**Short exercise:** Identify the lines in the data below that contain "Доля" and give only how many there are.

— start Provided records —

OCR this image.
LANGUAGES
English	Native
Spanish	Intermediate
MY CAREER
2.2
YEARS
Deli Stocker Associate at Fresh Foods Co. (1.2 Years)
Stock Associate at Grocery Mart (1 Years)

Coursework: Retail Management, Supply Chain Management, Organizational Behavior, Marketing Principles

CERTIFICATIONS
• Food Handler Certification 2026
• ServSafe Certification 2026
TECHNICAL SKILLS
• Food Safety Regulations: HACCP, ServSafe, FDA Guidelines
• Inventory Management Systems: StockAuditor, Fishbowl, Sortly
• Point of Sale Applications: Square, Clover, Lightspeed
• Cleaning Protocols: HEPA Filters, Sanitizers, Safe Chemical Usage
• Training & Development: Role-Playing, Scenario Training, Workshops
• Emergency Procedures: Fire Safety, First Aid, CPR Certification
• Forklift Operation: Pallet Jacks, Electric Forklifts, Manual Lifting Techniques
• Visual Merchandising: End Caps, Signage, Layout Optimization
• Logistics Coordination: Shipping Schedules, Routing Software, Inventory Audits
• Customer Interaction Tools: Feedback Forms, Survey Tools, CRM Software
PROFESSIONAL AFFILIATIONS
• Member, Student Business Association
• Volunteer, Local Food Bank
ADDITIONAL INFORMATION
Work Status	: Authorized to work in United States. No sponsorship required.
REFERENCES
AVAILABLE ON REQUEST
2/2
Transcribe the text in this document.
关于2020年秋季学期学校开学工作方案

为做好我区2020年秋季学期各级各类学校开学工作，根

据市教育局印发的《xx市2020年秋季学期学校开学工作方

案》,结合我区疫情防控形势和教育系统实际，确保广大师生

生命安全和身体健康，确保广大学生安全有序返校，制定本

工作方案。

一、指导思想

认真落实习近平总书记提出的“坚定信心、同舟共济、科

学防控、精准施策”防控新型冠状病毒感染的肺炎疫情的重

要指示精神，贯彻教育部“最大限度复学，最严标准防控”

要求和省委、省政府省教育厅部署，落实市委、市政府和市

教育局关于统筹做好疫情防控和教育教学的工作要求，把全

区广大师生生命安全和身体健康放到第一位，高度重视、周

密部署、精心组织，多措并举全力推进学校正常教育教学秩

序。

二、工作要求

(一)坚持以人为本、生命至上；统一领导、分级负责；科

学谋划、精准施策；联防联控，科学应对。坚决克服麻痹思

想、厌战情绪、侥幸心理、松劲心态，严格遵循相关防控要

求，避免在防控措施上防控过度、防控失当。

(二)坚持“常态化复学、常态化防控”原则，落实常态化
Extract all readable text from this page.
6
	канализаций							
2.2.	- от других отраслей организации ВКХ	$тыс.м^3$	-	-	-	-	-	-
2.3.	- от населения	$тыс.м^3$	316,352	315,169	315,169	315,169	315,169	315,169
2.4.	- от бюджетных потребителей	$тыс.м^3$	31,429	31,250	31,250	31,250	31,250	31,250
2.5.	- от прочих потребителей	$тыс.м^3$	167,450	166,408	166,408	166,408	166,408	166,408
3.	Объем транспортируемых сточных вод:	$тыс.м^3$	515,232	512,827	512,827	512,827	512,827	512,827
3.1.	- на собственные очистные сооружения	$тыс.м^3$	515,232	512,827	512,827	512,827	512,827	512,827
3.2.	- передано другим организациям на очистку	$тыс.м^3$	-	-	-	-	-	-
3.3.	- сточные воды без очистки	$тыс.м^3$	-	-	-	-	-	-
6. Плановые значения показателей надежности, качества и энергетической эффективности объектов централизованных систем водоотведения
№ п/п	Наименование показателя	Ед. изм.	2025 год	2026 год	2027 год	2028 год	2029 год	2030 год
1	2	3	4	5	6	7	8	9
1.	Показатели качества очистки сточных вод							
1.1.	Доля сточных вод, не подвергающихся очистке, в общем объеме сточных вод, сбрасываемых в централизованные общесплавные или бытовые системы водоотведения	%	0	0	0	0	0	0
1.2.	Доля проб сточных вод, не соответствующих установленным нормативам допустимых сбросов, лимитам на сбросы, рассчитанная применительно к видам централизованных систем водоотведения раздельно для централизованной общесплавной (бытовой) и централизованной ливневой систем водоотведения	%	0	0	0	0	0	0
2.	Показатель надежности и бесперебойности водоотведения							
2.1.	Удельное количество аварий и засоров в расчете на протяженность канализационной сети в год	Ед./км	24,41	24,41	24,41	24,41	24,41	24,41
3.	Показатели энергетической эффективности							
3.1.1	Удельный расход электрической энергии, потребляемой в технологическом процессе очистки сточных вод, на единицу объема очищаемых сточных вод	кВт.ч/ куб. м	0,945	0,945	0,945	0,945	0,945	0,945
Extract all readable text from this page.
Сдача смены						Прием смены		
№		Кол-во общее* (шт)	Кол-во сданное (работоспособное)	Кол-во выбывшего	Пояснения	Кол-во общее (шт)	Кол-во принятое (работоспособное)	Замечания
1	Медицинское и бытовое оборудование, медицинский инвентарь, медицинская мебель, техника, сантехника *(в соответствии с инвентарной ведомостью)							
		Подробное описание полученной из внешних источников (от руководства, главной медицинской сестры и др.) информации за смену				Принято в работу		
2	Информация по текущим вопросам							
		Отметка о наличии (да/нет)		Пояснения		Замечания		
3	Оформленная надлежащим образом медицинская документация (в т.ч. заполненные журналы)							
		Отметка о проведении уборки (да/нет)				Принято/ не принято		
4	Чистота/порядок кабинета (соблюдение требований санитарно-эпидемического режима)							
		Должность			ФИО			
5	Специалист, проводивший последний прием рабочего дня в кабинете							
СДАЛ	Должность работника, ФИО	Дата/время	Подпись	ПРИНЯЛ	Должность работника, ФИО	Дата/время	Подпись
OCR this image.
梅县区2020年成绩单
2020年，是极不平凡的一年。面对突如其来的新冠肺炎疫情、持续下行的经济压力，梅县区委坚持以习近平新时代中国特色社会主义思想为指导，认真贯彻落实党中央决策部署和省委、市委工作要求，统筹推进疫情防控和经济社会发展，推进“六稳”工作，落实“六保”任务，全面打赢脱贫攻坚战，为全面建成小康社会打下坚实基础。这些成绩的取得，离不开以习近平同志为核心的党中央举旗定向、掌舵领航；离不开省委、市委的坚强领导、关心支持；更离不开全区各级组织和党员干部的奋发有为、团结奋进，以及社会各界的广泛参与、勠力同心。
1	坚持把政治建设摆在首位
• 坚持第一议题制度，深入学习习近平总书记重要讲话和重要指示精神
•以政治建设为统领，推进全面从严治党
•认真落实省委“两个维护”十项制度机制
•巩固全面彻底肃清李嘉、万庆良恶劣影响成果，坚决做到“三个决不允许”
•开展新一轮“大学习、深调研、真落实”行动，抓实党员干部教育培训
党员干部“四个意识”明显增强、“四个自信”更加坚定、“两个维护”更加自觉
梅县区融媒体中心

— end Provided records —

**Finished task:** 2